__Task to complete__.
Write every record out again exactly, and keep images out of it.
-- Start of Working data --
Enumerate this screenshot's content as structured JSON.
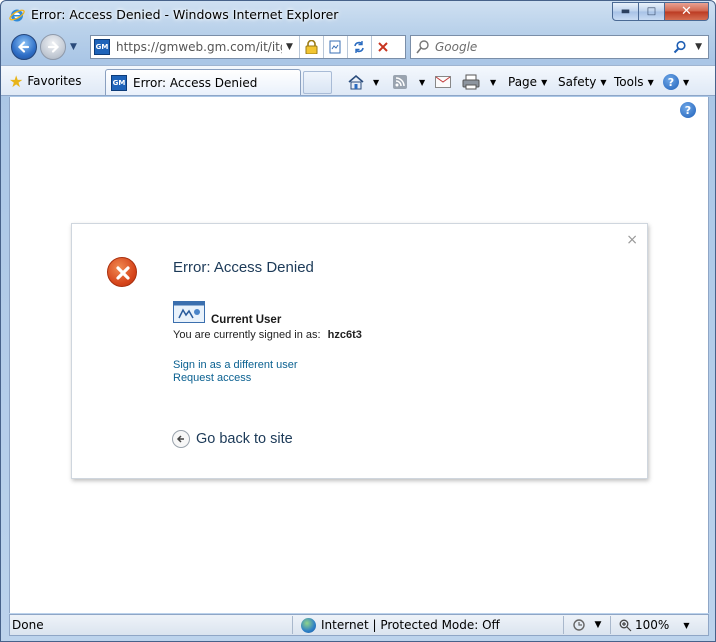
{
  "window": {
    "title": "Error: Access Denied - Windows Internet Explorer",
    "controls": {
      "minimize": "▬",
      "maximize": "□",
      "close": "✕"
    }
  },
  "navigation": {
    "url": "https://gmweb.gm.com/it/itgn",
    "site_icon_text": "GM",
    "search_placeholder": "Google"
  },
  "command_bar": {
    "favorites_label": "Favorites",
    "tab_label": "Error: Access Denied",
    "menus": [
      "Page",
      "Safety",
      "Tools"
    ]
  },
  "dialog": {
    "title": "Error: Access Denied",
    "close_glyph": "×",
    "current_user_heading": "Current User",
    "signed_in_text": "You are currently signed in as:",
    "user_id": "hzc6t3",
    "links": [
      "Sign in as a different user",
      "Request access"
    ],
    "go_back_label": "Go back to site"
  },
  "status_bar": {
    "status": "Done",
    "zone": "Internet | Protected Mode: Off",
    "zoom": "100%"
  },
  "icons": {
    "help": "?",
    "error": "x"
  },
  "colors": {
    "error_icon": "#d6441a",
    "link": "#0b6191",
    "heading": "#1c3a58"
  }
}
-- End of Working data --
__Solution to the exercise__.
Enumerate this screenshot's content as structured JSON.
{
  "window": {
    "title": "Error: Access Denied - Windows Internet Explorer",
    "controls": {
      "minimize": "▬",
      "maximize": "□",
      "close": "✕"
    }
  },
  "navigation": {
    "url": "https://gmweb.gm.com/it/itgn",
    "site_icon_text": "GM",
    "search_placeholder": "Google"
  },
  "command_bar": {
    "favorites_label": "Favorites",
    "tab_label": "Error: Access Denied",
    "menus": [
      "Page",
      "Safety",
      "Tools"
    ]
  },
  "dialog": {
    "title": "Error: Access Denied",
    "close_glyph": "×",
    "current_user_heading": "Current User",
    "signed_in_text": "You are currently signed in as:",
    "user_id": "hzc6t3",
    "links": [
      "Sign in as a different user",
      "Request access"
    ],
    "go_back_label": "Go back to site"
  },
  "status_bar": {
    "status": "Done",
    "zone": "Internet | Protected Mode: Off",
    "zoom": "100%"
  },
  "icons": {
    "help": "?",
    "error": "x"
  },
  "colors": {
    "error_icon": "#d6441a",
    "link": "#0b6191",
    "heading": "#1c3a58"
  }
}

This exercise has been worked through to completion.